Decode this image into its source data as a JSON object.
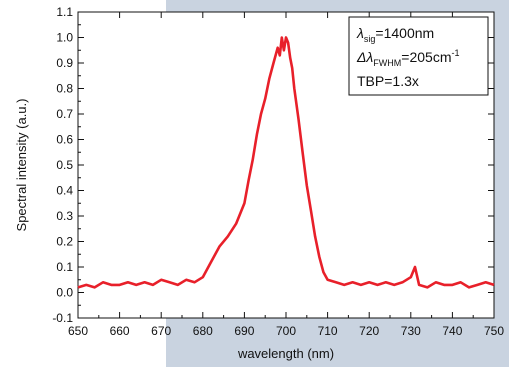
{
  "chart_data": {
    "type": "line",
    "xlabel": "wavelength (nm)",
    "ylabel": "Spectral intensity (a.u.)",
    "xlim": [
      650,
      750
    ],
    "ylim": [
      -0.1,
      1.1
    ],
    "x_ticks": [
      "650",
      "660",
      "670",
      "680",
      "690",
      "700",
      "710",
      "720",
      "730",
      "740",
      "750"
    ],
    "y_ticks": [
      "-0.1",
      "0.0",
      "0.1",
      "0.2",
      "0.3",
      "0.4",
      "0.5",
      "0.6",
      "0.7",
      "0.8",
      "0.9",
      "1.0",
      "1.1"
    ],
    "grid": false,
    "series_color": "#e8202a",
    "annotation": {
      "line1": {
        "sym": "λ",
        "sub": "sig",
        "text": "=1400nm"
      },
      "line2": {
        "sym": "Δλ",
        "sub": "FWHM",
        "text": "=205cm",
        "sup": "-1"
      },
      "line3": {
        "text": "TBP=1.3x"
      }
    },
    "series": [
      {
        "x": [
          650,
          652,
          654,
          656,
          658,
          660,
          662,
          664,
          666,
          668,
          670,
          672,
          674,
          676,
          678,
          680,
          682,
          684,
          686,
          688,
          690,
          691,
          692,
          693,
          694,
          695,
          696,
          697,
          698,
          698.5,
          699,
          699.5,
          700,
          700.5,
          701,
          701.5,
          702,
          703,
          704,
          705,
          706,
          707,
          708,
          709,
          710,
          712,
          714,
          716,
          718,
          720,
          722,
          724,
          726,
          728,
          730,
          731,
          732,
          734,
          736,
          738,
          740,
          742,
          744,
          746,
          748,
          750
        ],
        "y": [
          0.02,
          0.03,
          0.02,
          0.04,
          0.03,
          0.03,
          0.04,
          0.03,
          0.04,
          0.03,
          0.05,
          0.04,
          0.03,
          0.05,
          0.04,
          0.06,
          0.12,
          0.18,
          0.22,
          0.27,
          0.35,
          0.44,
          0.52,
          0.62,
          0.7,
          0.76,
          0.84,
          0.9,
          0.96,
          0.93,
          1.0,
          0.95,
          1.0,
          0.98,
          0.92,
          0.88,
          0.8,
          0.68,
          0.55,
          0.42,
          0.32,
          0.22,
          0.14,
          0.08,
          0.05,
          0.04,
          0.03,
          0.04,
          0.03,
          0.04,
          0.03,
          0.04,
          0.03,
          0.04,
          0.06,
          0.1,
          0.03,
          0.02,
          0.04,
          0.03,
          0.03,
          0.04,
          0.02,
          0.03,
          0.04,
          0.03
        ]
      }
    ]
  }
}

★ ★ ★ ★

To be done: Reproduce each line of the records exactly, and omit every picture.

Written response:
Decode this image into its source data as a JSON object.
{
  "chart_data": {
    "type": "line",
    "xlabel": "wavelength (nm)",
    "ylabel": "Spectral intensity (a.u.)",
    "xlim": [
      650,
      750
    ],
    "ylim": [
      -0.1,
      1.1
    ],
    "x_ticks": [
      "650",
      "660",
      "670",
      "680",
      "690",
      "700",
      "710",
      "720",
      "730",
      "740",
      "750"
    ],
    "y_ticks": [
      "-0.1",
      "0.0",
      "0.1",
      "0.2",
      "0.3",
      "0.4",
      "0.5",
      "0.6",
      "0.7",
      "0.8",
      "0.9",
      "1.0",
      "1.1"
    ],
    "grid": false,
    "series_color": "#e8202a",
    "annotation": {
      "line1": {
        "sym": "λ",
        "sub": "sig",
        "text": "=1400nm"
      },
      "line2": {
        "sym": "Δλ",
        "sub": "FWHM",
        "text": "=205cm",
        "sup": "-1"
      },
      "line3": {
        "text": "TBP=1.3x"
      }
    },
    "series": [
      {
        "x": [
          650,
          652,
          654,
          656,
          658,
          660,
          662,
          664,
          666,
          668,
          670,
          672,
          674,
          676,
          678,
          680,
          682,
          684,
          686,
          688,
          690,
          691,
          692,
          693,
          694,
          695,
          696,
          697,
          698,
          698.5,
          699,
          699.5,
          700,
          700.5,
          701,
          701.5,
          702,
          703,
          704,
          705,
          706,
          707,
          708,
          709,
          710,
          712,
          714,
          716,
          718,
          720,
          722,
          724,
          726,
          728,
          730,
          731,
          732,
          734,
          736,
          738,
          740,
          742,
          744,
          746,
          748,
          750
        ],
        "y": [
          0.02,
          0.03,
          0.02,
          0.04,
          0.03,
          0.03,
          0.04,
          0.03,
          0.04,
          0.03,
          0.05,
          0.04,
          0.03,
          0.05,
          0.04,
          0.06,
          0.12,
          0.18,
          0.22,
          0.27,
          0.35,
          0.44,
          0.52,
          0.62,
          0.7,
          0.76,
          0.84,
          0.9,
          0.96,
          0.93,
          1.0,
          0.95,
          1.0,
          0.98,
          0.92,
          0.88,
          0.8,
          0.68,
          0.55,
          0.42,
          0.32,
          0.22,
          0.14,
          0.08,
          0.05,
          0.04,
          0.03,
          0.04,
          0.03,
          0.04,
          0.03,
          0.04,
          0.03,
          0.04,
          0.06,
          0.1,
          0.03,
          0.02,
          0.04,
          0.03,
          0.03,
          0.04,
          0.02,
          0.03,
          0.04,
          0.03
        ]
      }
    ]
  }
}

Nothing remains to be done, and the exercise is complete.